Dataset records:
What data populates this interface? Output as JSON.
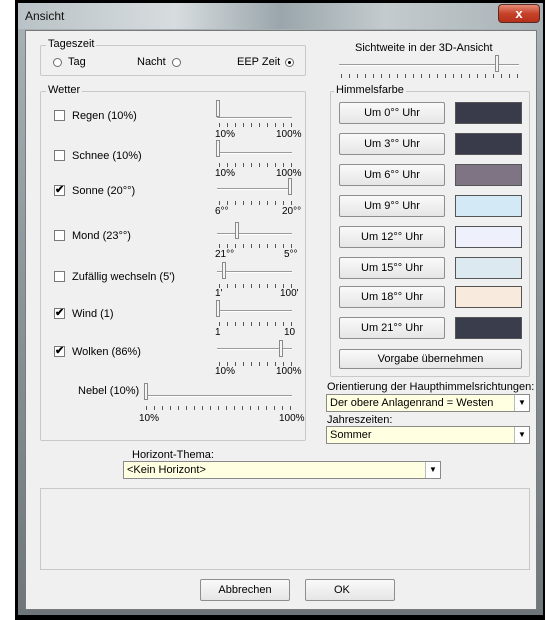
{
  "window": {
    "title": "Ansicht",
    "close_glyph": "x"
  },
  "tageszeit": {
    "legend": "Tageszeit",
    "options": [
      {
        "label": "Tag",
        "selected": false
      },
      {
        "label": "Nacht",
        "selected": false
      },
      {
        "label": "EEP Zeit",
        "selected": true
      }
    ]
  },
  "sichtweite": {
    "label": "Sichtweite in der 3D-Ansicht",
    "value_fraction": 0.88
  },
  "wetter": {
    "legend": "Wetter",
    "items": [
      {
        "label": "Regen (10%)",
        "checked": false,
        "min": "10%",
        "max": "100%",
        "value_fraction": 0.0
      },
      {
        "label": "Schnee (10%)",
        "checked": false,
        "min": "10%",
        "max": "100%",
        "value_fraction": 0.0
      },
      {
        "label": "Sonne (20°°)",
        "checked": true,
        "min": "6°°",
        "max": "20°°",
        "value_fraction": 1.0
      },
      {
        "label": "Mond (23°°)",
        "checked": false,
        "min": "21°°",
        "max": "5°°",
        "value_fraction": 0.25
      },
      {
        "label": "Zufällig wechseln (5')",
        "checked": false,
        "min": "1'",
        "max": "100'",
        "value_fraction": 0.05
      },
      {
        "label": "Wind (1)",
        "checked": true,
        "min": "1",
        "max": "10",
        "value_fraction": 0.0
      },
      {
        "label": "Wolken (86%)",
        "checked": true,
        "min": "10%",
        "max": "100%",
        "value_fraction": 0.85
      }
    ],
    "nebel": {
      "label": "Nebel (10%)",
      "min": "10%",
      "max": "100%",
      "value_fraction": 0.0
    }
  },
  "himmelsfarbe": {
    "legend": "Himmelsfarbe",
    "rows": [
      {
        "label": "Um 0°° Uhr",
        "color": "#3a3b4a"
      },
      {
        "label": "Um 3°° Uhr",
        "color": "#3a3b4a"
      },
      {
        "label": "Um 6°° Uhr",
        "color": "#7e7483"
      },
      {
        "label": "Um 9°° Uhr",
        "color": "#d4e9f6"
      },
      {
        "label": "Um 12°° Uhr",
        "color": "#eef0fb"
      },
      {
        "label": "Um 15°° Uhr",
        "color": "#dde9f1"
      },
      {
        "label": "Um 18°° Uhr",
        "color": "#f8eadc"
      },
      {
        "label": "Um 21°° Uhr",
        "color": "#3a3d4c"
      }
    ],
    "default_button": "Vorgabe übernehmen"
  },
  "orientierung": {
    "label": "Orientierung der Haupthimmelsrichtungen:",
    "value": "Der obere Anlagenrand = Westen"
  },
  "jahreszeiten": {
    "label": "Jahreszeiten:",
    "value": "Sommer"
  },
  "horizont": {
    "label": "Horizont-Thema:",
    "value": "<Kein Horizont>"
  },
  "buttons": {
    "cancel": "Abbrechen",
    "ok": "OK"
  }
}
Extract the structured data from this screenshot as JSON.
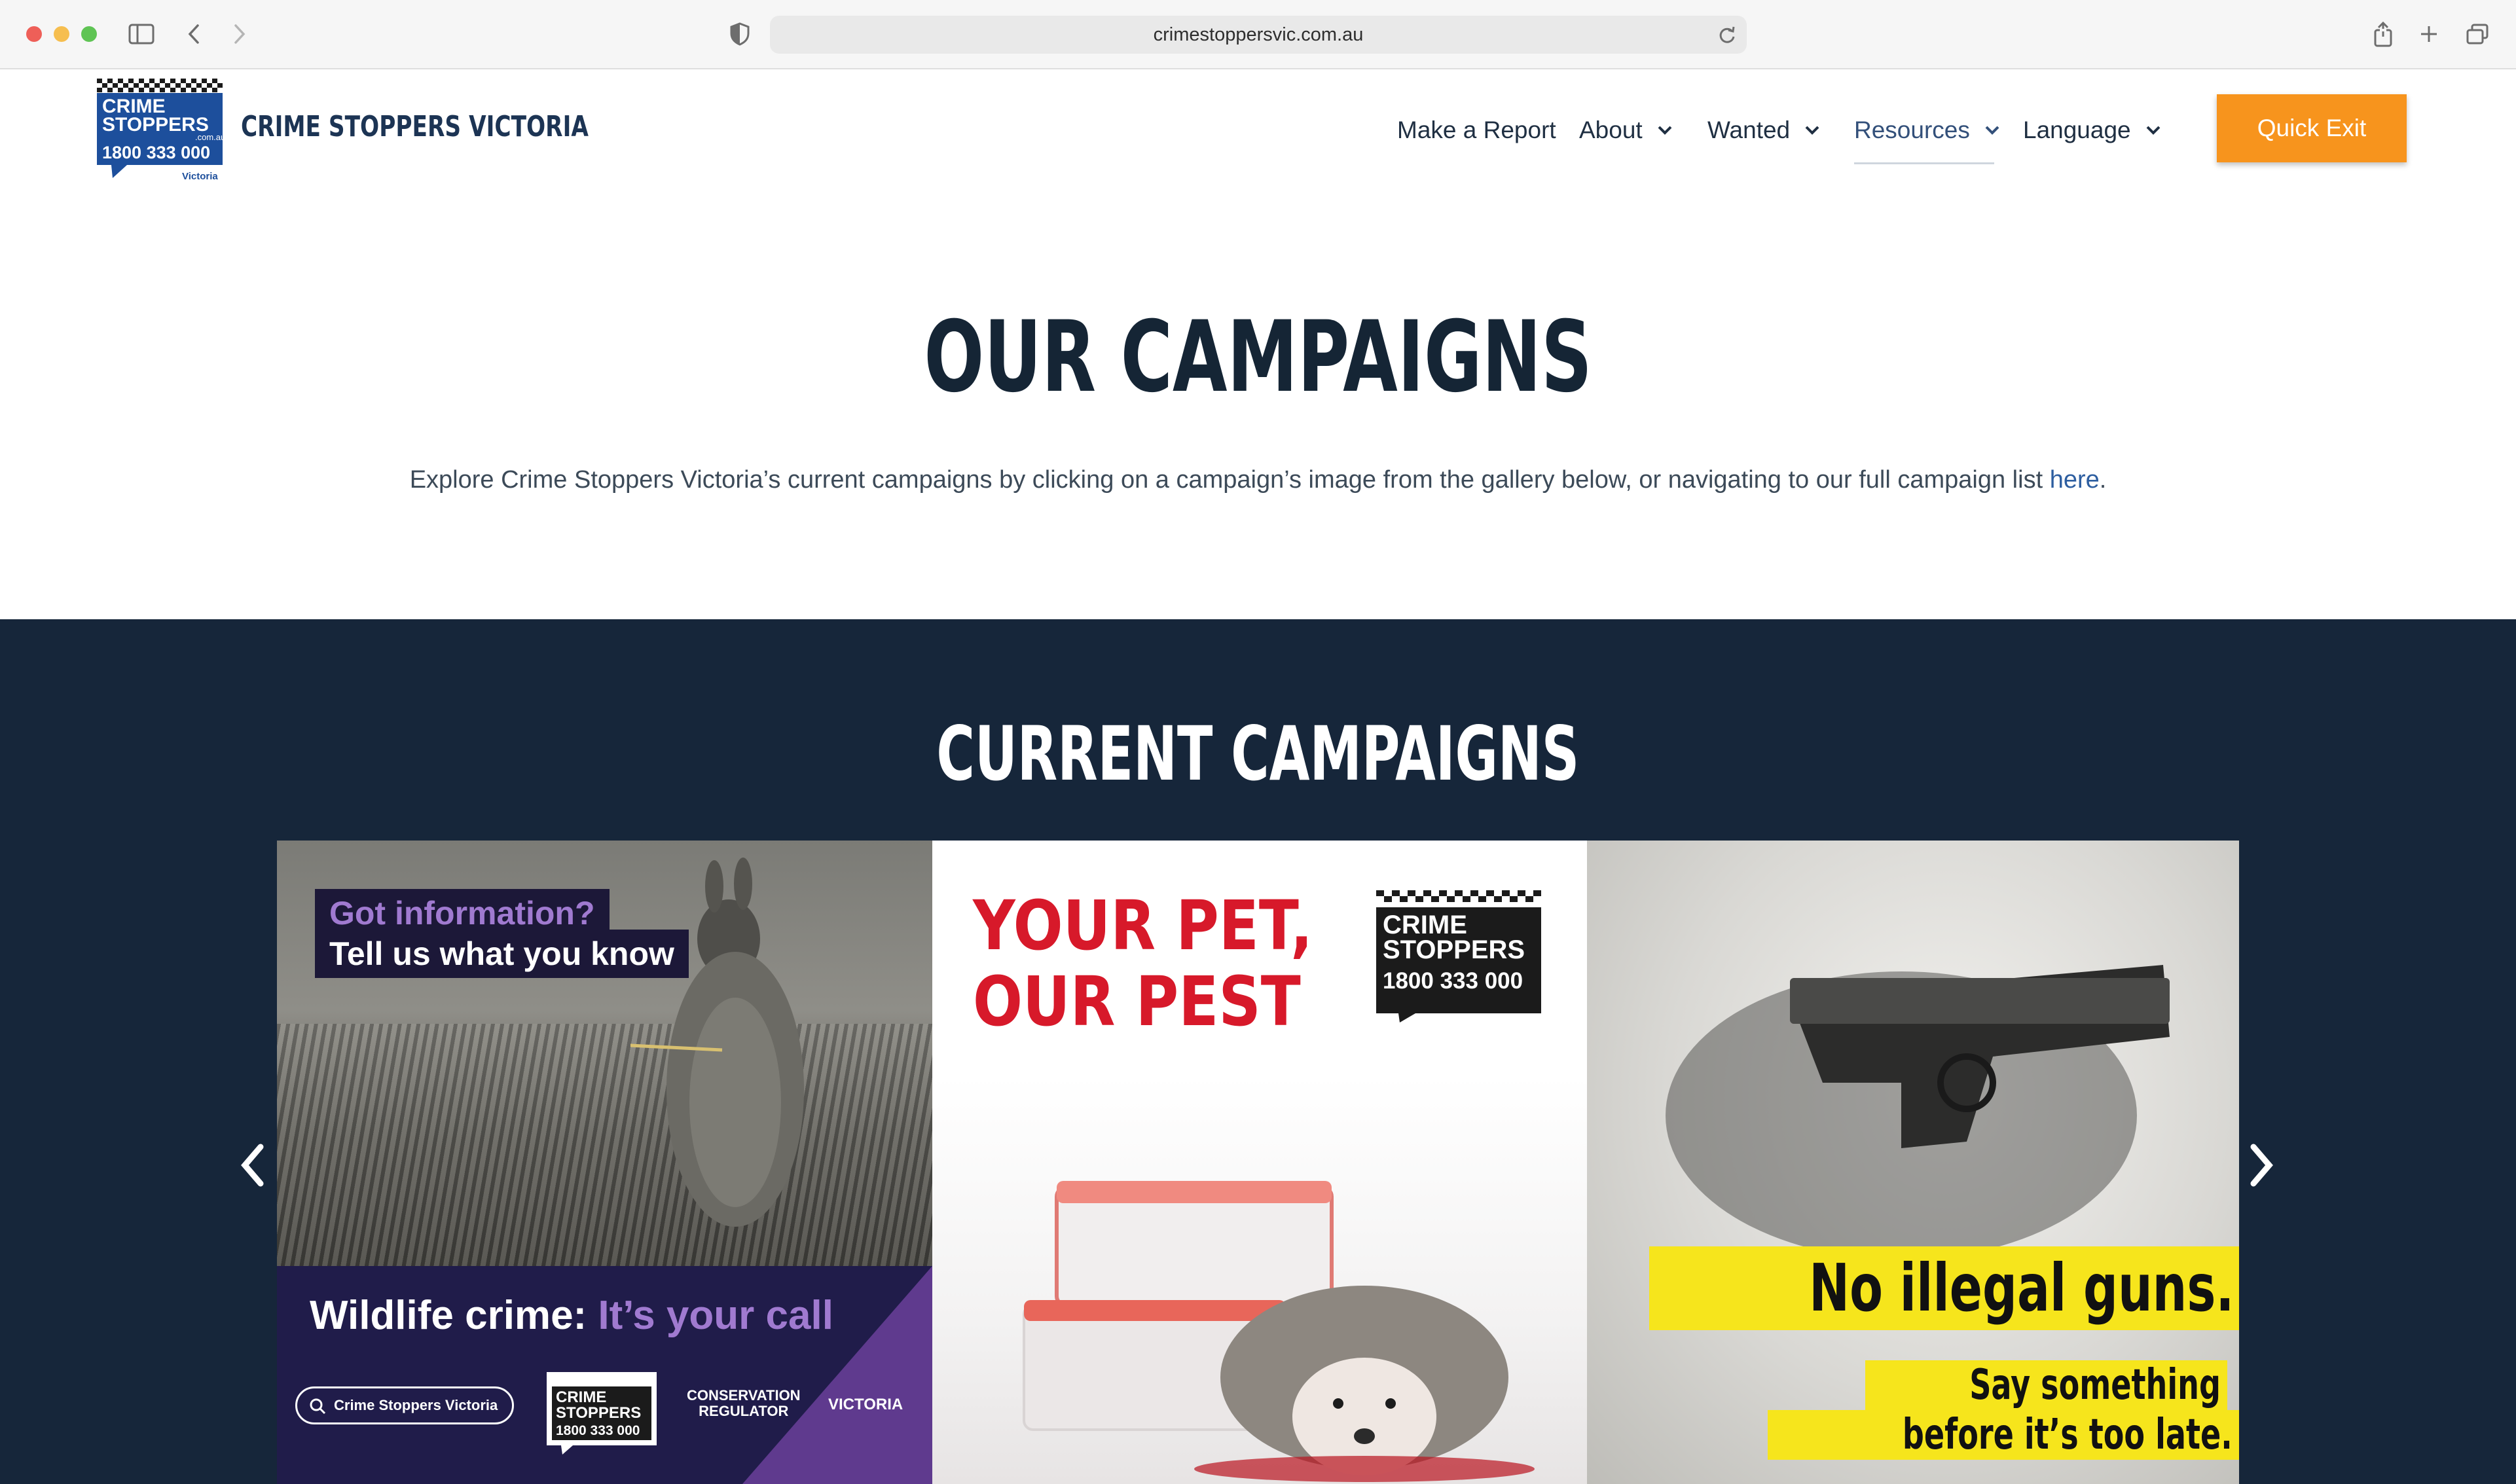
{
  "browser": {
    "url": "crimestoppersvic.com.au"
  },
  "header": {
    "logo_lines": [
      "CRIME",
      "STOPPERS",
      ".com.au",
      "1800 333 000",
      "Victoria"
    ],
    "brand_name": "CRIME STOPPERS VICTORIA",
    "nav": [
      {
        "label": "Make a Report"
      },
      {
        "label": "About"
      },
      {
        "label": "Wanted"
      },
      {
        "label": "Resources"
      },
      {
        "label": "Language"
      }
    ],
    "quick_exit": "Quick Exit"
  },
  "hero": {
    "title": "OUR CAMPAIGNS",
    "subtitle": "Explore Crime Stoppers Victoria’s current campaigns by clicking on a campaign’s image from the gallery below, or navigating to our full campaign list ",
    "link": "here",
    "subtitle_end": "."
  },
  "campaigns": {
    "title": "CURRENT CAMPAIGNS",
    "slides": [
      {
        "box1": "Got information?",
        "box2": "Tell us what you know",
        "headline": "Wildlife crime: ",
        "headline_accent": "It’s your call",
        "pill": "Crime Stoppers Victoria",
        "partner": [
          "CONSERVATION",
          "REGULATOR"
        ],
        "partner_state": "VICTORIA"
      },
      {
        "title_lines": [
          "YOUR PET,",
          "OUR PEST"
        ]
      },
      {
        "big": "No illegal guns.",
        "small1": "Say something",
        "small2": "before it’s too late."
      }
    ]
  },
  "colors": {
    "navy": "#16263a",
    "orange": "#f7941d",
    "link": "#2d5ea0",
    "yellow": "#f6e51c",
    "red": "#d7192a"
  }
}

...

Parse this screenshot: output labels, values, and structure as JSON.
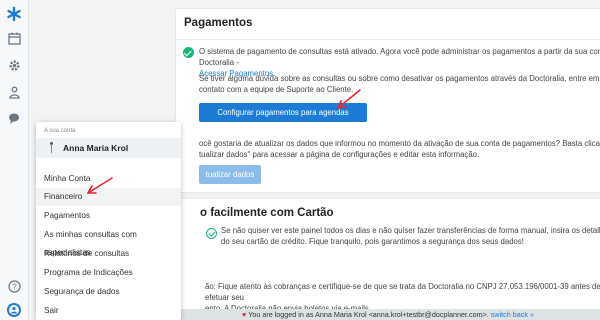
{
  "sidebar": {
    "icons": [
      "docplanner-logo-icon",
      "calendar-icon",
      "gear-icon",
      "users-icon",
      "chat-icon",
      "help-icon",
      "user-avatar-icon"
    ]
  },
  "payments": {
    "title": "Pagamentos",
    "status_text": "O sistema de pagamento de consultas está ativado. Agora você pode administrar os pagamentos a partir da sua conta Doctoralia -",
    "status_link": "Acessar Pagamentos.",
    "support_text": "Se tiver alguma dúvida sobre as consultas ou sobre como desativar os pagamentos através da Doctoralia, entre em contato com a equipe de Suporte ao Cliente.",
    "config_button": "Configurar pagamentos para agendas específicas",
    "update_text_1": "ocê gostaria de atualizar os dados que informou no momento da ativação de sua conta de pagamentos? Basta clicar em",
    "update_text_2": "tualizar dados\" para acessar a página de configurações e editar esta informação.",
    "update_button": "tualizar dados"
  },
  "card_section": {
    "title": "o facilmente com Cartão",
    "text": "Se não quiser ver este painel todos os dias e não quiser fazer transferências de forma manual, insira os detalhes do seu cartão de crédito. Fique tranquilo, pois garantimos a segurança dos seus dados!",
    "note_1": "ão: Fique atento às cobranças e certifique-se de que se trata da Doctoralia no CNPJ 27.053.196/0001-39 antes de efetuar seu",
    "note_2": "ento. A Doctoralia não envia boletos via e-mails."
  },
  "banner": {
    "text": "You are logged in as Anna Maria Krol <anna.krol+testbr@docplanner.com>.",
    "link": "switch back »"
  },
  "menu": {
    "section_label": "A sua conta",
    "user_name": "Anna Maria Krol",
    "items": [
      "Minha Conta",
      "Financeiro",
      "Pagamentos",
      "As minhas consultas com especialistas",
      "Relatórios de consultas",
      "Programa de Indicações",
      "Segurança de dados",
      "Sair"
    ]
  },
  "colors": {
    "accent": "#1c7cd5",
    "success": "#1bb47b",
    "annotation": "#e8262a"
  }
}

- Instructions for the task
Pull out each line holding the string "this".

- Solution to the problem
What data populates this interface? Output as JSON.
Extract the structured data from this screenshot as JSON.
Parse this screenshot: output labels, values, and structure as JSON.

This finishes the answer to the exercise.